** Start of RECORDED DATA **

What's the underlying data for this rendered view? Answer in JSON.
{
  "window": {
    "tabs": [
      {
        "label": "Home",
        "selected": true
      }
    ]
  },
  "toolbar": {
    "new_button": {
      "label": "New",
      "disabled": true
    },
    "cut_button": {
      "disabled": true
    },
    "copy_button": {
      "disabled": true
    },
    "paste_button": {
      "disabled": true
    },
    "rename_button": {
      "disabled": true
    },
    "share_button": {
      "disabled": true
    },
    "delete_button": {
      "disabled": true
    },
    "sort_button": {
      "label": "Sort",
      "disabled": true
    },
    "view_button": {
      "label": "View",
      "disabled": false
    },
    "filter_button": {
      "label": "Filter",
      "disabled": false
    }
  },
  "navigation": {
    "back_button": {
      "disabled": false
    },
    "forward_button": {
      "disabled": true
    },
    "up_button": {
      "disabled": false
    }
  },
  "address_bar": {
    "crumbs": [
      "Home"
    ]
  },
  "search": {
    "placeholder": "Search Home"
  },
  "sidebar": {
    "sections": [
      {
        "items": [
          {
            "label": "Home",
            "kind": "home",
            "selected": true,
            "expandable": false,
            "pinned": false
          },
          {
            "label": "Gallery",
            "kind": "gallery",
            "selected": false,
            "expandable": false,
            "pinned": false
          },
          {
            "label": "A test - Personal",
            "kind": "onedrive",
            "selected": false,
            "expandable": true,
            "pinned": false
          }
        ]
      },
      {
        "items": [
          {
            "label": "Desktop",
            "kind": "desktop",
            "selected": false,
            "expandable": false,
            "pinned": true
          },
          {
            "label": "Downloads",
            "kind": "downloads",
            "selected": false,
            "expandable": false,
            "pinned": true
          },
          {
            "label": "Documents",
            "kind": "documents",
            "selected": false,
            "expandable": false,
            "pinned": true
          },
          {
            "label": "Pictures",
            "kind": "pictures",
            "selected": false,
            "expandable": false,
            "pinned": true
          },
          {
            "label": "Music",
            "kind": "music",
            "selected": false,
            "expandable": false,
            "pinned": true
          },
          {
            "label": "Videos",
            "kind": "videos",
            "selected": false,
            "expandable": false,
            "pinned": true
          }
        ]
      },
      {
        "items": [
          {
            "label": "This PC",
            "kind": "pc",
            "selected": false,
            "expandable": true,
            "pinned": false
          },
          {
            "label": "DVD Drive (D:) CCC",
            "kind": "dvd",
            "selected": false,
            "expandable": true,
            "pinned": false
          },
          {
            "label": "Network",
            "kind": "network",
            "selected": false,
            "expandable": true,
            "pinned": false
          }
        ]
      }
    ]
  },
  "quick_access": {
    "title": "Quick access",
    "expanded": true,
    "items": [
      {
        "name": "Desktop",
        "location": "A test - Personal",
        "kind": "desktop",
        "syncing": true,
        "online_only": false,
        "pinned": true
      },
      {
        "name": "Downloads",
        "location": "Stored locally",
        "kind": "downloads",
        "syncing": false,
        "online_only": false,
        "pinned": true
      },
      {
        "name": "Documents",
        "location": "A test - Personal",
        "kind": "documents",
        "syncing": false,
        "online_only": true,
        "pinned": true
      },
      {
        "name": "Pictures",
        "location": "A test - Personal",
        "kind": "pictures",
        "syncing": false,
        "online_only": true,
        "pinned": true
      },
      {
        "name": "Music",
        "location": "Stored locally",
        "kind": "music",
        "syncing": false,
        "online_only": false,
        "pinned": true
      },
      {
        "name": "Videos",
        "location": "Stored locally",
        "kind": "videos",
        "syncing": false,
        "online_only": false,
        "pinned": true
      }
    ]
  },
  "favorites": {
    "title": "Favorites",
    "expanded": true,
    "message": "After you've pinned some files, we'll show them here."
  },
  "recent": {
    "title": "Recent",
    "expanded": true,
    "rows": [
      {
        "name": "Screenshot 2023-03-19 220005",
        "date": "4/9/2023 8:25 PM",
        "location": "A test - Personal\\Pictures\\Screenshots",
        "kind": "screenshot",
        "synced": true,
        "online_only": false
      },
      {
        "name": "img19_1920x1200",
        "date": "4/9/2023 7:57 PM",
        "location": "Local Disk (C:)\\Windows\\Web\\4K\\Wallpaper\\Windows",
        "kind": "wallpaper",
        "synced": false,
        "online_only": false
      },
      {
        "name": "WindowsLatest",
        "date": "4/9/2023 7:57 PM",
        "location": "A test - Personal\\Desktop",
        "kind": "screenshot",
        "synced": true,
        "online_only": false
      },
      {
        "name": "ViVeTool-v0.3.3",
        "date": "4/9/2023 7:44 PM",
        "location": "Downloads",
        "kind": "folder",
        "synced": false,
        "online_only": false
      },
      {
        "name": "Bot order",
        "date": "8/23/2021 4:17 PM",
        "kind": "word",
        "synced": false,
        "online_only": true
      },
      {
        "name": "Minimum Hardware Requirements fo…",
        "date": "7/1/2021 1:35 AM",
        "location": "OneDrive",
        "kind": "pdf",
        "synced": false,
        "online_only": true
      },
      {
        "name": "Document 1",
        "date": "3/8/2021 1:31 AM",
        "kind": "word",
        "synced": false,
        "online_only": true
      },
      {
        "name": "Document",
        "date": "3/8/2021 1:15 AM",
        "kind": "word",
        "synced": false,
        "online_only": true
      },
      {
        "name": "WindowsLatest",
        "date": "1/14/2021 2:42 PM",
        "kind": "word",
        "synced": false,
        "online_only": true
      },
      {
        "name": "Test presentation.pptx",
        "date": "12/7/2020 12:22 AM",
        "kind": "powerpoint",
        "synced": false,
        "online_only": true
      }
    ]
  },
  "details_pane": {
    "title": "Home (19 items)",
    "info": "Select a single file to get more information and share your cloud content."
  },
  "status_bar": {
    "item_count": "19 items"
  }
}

** End of RECORDED DATA **

SHORT EXERCISE: Extract the whole listing, character for character.

FINAL RESULT:
What's the underlying data for this rendered view? Answer in JSON.
{
  "window": {
    "tabs": [
      {
        "label": "Home",
        "selected": true
      }
    ]
  },
  "toolbar": {
    "new_button": {
      "label": "New",
      "disabled": true
    },
    "cut_button": {
      "disabled": true
    },
    "copy_button": {
      "disabled": true
    },
    "paste_button": {
      "disabled": true
    },
    "rename_button": {
      "disabled": true
    },
    "share_button": {
      "disabled": true
    },
    "delete_button": {
      "disabled": true
    },
    "sort_button": {
      "label": "Sort",
      "disabled": true
    },
    "view_button": {
      "label": "View",
      "disabled": false
    },
    "filter_button": {
      "label": "Filter",
      "disabled": false
    }
  },
  "navigation": {
    "back_button": {
      "disabled": false
    },
    "forward_button": {
      "disabled": true
    },
    "up_button": {
      "disabled": false
    }
  },
  "address_bar": {
    "crumbs": [
      "Home"
    ]
  },
  "search": {
    "placeholder": "Search Home"
  },
  "sidebar": {
    "sections": [
      {
        "items": [
          {
            "label": "Home",
            "kind": "home",
            "selected": true,
            "expandable": false,
            "pinned": false
          },
          {
            "label": "Gallery",
            "kind": "gallery",
            "selected": false,
            "expandable": false,
            "pinned": false
          },
          {
            "label": "A test - Personal",
            "kind": "onedrive",
            "selected": false,
            "expandable": true,
            "pinned": false
          }
        ]
      },
      {
        "items": [
          {
            "label": "Desktop",
            "kind": "desktop",
            "selected": false,
            "expandable": false,
            "pinned": true
          },
          {
            "label": "Downloads",
            "kind": "downloads",
            "selected": false,
            "expandable": false,
            "pinned": true
          },
          {
            "label": "Documents",
            "kind": "documents",
            "selected": false,
            "expandable": false,
            "pinned": true
          },
          {
            "label": "Pictures",
            "kind": "pictures",
            "selected": false,
            "expandable": false,
            "pinned": true
          },
          {
            "label": "Music",
            "kind": "music",
            "selected": false,
            "expandable": false,
            "pinned": true
          },
          {
            "label": "Videos",
            "kind": "videos",
            "selected": false,
            "expandable": false,
            "pinned": true
          }
        ]
      },
      {
        "items": [
          {
            "label": "This PC",
            "kind": "pc",
            "selected": false,
            "expandable": true,
            "pinned": false
          },
          {
            "label": "DVD Drive (D:) CCC",
            "kind": "dvd",
            "selected": false,
            "expandable": true,
            "pinned": false
          },
          {
            "label": "Network",
            "kind": "network",
            "selected": false,
            "expandable": true,
            "pinned": false
          }
        ]
      }
    ]
  },
  "quick_access": {
    "title": "Quick access",
    "expanded": true,
    "items": [
      {
        "name": "Desktop",
        "location": "A test - Personal",
        "kind": "desktop",
        "syncing": true,
        "online_only": false,
        "pinned": true
      },
      {
        "name": "Downloads",
        "location": "Stored locally",
        "kind": "downloads",
        "syncing": false,
        "online_only": false,
        "pinned": true
      },
      {
        "name": "Documents",
        "location": "A test - Personal",
        "kind": "documents",
        "syncing": false,
        "online_only": true,
        "pinned": true
      },
      {
        "name": "Pictures",
        "location": "A test - Personal",
        "kind": "pictures",
        "syncing": false,
        "online_only": true,
        "pinned": true
      },
      {
        "name": "Music",
        "location": "Stored locally",
        "kind": "music",
        "syncing": false,
        "online_only": false,
        "pinned": true
      },
      {
        "name": "Videos",
        "location": "Stored locally",
        "kind": "videos",
        "syncing": false,
        "online_only": false,
        "pinned": true
      }
    ]
  },
  "favorites": {
    "title": "Favorites",
    "expanded": true,
    "message": "After you've pinned some files, we'll show them here."
  },
  "recent": {
    "title": "Recent",
    "expanded": true,
    "rows": [
      {
        "name": "Screenshot 2023-03-19 220005",
        "date": "4/9/2023 8:25 PM",
        "location": "A test - Personal\\Pictures\\Screenshots",
        "kind": "screenshot",
        "synced": true,
        "online_only": false
      },
      {
        "name": "img19_1920x1200",
        "date": "4/9/2023 7:57 PM",
        "location": "Local Disk (C:)\\Windows\\Web\\4K\\Wallpaper\\Windows",
        "kind": "wallpaper",
        "synced": false,
        "online_only": false
      },
      {
        "name": "WindowsLatest",
        "date": "4/9/2023 7:57 PM",
        "location": "A test - Personal\\Desktop",
        "kind": "screenshot",
        "synced": true,
        "online_only": false
      },
      {
        "name": "ViVeTool-v0.3.3",
        "date": "4/9/2023 7:44 PM",
        "location": "Downloads",
        "kind": "folder",
        "synced": false,
        "online_only": false
      },
      {
        "name": "Bot order",
        "date": "8/23/2021 4:17 PM",
        "kind": "word",
        "synced": false,
        "online_only": true
      },
      {
        "name": "Minimum Hardware Requirements fo…",
        "date": "7/1/2021 1:35 AM",
        "location": "OneDrive",
        "kind": "pdf",
        "synced": false,
        "online_only": true
      },
      {
        "name": "Document 1",
        "date": "3/8/2021 1:31 AM",
        "kind": "word",
        "synced": false,
        "online_only": true
      },
      {
        "name": "Document",
        "date": "3/8/2021 1:15 AM",
        "kind": "word",
        "synced": false,
        "online_only": true
      },
      {
        "name": "WindowsLatest",
        "date": "1/14/2021 2:42 PM",
        "kind": "word",
        "synced": false,
        "online_only": true
      },
      {
        "name": "Test presentation.pptx",
        "date": "12/7/2020 12:22 AM",
        "kind": "powerpoint",
        "synced": false,
        "online_only": true
      }
    ]
  },
  "details_pane": {
    "title": "Home (19 items)",
    "info": "Select a single file to get more information and share your cloud content."
  },
  "status_bar": {
    "item_count": "19 items"
  }
}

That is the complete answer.